The records should be written out in full, with nothing altered.
* * *
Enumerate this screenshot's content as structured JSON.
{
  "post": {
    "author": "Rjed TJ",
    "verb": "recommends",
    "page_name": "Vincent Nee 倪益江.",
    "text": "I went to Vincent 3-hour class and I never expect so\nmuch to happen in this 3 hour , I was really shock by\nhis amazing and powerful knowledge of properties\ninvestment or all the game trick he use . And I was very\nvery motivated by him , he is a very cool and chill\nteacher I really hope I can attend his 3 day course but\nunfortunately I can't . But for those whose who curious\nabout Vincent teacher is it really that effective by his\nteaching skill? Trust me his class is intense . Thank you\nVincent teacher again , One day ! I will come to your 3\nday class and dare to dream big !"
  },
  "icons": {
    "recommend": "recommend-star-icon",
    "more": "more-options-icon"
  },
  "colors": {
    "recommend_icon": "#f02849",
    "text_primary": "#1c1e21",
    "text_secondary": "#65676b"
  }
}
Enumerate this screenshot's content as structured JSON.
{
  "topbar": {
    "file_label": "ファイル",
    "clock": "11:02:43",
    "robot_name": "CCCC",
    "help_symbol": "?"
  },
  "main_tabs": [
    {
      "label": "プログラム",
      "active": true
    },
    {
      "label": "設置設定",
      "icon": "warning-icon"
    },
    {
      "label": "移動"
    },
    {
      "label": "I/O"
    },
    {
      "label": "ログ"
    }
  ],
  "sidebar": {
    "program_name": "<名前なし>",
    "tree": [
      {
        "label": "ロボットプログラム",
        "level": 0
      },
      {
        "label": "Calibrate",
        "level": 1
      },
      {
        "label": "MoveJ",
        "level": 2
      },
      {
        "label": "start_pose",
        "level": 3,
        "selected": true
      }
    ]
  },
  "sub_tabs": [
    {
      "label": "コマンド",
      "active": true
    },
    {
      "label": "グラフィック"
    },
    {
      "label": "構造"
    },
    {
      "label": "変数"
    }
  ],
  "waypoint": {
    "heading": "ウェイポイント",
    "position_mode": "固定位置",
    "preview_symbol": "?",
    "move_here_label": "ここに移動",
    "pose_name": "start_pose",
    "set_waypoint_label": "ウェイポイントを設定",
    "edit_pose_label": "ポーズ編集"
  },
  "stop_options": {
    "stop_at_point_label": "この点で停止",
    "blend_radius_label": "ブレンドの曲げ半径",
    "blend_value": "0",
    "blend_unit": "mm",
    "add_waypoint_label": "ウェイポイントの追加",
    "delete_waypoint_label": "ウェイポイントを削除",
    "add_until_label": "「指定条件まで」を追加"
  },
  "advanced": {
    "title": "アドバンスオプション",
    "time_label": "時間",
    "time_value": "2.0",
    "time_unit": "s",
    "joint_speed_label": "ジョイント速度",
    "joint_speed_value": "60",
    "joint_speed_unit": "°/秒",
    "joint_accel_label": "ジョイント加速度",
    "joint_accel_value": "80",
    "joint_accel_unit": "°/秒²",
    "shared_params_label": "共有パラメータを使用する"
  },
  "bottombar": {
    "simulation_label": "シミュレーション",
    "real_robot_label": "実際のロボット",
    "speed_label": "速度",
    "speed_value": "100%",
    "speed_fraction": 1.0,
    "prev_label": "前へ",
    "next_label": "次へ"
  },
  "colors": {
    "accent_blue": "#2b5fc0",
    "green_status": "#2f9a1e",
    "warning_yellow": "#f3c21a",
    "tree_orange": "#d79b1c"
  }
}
* * *
• **Result of this task**
Enumerate this screenshot's content as structured JSON.
{
  "post": {
    "author": "Rjed TJ",
    "verb": "recommends",
    "page_name": "Vincent Nee 倪益江.",
    "text": "I went to Vincent 3-hour class and I never expect so\nmuch to happen in this 3 hour , I was really shock by\nhis amazing and powerful knowledge of properties\ninvestment or all the game trick he use . And I was very\nvery motivated by him , he is a very cool and chill\nteacher I really hope I can attend his 3 day course but\nunfortunately I can't . But for those whose who curious\nabout Vincent teacher is it really that effective by his\nteaching skill? Trust me his class is intense . Thank you\nVincent teacher again , One day ! I will come to your 3\nday class and dare to dream big !"
  },
  "icons": {
    "recommend": "recommend-star-icon",
    "more": "more-options-icon"
  },
  "colors": {
    "recommend_icon": "#f02849",
    "text_primary": "#1c1e21",
    "text_secondary": "#65676b"
  }
}
Enumerate this screenshot's content as structured JSON.
{
  "topbar": {
    "file_label": "ファイル",
    "clock": "11:02:43",
    "robot_name": "CCCC",
    "help_symbol": "?"
  },
  "main_tabs": [
    {
      "label": "プログラム",
      "active": true
    },
    {
      "label": "設置設定",
      "icon": "warning-icon"
    },
    {
      "label": "移動"
    },
    {
      "label": "I/O"
    },
    {
      "label": "ログ"
    }
  ],
  "sidebar": {
    "program_name": "<名前なし>",
    "tree": [
      {
        "label": "ロボットプログラム",
        "level": 0
      },
      {
        "label": "Calibrate",
        "level": 1
      },
      {
        "label": "MoveJ",
        "level": 2
      },
      {
        "label": "start_pose",
        "level": 3,
        "selected": true
      }
    ]
  },
  "sub_tabs": [
    {
      "label": "コマンド",
      "active": true
    },
    {
      "label": "グラフィック"
    },
    {
      "label": "構造"
    },
    {
      "label": "変数"
    }
  ],
  "waypoint": {
    "heading": "ウェイポイント",
    "position_mode": "固定位置",
    "preview_symbol": "?",
    "move_here_label": "ここに移動",
    "pose_name": "start_pose",
    "set_waypoint_label": "ウェイポイントを設定",
    "edit_pose_label": "ポーズ編集"
  },
  "stop_options": {
    "stop_at_point_label": "この点で停止",
    "blend_radius_label": "ブレンドの曲げ半径",
    "blend_value": "0",
    "blend_unit": "mm",
    "add_waypoint_label": "ウェイポイントの追加",
    "delete_waypoint_label": "ウェイポイントを削除",
    "add_until_label": "「指定条件まで」を追加"
  },
  "advanced": {
    "title": "アドバンスオプション",
    "time_label": "時間",
    "time_value": "2.0",
    "time_unit": "s",
    "joint_speed_label": "ジョイント速度",
    "joint_speed_value": "60",
    "joint_speed_unit": "°/秒",
    "joint_accel_label": "ジョイント加速度",
    "joint_accel_value": "80",
    "joint_accel_unit": "°/秒²",
    "shared_params_label": "共有パラメータを使用する"
  },
  "bottombar": {
    "simulation_label": "シミュレーション",
    "real_robot_label": "実際のロボット",
    "speed_label": "速度",
    "speed_value": "100%",
    "speed_fraction": 1.0,
    "prev_label": "前へ",
    "next_label": "次へ"
  },
  "colors": {
    "accent_blue": "#2b5fc0",
    "green_status": "#2f9a1e",
    "warning_yellow": "#f3c21a",
    "tree_orange": "#d79b1c"
  }
}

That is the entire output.